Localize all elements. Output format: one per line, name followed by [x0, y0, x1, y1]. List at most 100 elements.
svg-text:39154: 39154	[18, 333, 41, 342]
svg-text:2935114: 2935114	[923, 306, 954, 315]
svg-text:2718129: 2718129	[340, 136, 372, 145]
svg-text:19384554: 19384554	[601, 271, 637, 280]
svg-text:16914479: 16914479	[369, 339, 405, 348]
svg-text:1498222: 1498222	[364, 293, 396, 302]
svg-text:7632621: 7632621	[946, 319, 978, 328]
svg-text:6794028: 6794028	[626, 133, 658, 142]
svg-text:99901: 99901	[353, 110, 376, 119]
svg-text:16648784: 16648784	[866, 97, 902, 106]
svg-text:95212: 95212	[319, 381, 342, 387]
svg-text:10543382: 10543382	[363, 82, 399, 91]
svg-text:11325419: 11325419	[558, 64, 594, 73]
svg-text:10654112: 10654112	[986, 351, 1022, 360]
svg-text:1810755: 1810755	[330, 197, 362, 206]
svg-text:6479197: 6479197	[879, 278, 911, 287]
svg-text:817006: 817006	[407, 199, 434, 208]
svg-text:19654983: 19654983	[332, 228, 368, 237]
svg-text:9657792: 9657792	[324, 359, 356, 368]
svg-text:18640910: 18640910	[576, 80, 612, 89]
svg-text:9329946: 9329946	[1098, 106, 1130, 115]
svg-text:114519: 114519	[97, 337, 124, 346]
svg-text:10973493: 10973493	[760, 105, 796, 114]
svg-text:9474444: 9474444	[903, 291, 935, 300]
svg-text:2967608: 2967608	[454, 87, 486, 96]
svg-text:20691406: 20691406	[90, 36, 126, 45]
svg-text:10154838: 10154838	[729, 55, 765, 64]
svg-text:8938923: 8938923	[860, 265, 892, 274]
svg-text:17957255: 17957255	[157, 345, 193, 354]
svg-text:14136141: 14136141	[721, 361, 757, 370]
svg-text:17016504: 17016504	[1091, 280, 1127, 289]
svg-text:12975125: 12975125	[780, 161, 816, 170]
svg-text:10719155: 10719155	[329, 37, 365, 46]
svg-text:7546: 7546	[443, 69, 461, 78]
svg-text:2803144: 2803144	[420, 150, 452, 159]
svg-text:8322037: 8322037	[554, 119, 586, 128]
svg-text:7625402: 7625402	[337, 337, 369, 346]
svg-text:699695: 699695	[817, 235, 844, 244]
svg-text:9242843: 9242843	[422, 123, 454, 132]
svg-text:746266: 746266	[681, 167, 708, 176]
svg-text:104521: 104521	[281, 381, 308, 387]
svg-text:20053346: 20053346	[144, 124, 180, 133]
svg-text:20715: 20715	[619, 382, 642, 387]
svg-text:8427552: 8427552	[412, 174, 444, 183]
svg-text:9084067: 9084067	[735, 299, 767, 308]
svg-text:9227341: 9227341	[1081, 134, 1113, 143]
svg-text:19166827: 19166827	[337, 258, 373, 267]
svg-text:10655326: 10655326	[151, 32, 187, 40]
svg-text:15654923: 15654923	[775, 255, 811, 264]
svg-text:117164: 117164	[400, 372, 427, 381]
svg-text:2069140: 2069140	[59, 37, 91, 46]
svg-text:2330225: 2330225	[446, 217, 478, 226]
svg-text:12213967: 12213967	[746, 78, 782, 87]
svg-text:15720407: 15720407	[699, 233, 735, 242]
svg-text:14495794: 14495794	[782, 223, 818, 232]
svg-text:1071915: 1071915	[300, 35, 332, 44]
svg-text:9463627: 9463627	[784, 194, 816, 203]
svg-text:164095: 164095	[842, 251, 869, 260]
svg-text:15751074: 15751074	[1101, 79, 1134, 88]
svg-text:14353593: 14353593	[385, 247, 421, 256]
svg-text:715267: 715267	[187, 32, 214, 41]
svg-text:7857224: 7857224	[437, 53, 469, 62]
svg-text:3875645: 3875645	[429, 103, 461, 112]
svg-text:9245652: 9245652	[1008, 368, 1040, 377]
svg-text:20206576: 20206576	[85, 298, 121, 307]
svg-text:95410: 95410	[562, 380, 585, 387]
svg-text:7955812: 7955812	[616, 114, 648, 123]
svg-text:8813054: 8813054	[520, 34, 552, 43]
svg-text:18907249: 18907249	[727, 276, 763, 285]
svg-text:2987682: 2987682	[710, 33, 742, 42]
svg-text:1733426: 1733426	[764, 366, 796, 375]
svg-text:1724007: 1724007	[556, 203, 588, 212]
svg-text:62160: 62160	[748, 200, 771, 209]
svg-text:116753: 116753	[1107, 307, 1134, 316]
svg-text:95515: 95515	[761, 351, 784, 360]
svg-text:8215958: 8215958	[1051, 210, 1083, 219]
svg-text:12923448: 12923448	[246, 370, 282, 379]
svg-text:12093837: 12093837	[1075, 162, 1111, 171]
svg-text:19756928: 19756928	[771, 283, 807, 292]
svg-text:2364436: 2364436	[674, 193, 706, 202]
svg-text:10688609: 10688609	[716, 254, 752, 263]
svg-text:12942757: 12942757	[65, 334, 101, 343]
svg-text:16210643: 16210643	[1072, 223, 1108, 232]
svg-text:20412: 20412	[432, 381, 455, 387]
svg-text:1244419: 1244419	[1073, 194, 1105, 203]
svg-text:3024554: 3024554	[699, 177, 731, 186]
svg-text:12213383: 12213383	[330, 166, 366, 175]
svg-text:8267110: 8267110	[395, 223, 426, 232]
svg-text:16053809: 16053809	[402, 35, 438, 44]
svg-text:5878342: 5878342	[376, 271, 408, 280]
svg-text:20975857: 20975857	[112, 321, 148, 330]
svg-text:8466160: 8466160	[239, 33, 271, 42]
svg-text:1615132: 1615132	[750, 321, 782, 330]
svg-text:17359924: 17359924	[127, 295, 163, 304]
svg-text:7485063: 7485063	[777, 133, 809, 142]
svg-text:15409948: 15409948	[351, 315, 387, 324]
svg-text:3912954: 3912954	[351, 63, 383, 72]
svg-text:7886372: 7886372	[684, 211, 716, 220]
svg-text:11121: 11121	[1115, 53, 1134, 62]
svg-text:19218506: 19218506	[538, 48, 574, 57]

#### What you should do
Rewrite the items from the first line through the line containing "136, 372, 145]", inclusive, changing every "svg-text" to "label" and leaving everything else unchanged. Return only those lines.

#### The response
Localize all elements. Output format: one per line, name followed by [x0, y0, x1, y1]. List at most 100 elements.
label:39154: 39154	[18, 333, 41, 342]
label:2935114: 2935114	[923, 306, 954, 315]
label:2718129: 2718129	[340, 136, 372, 145]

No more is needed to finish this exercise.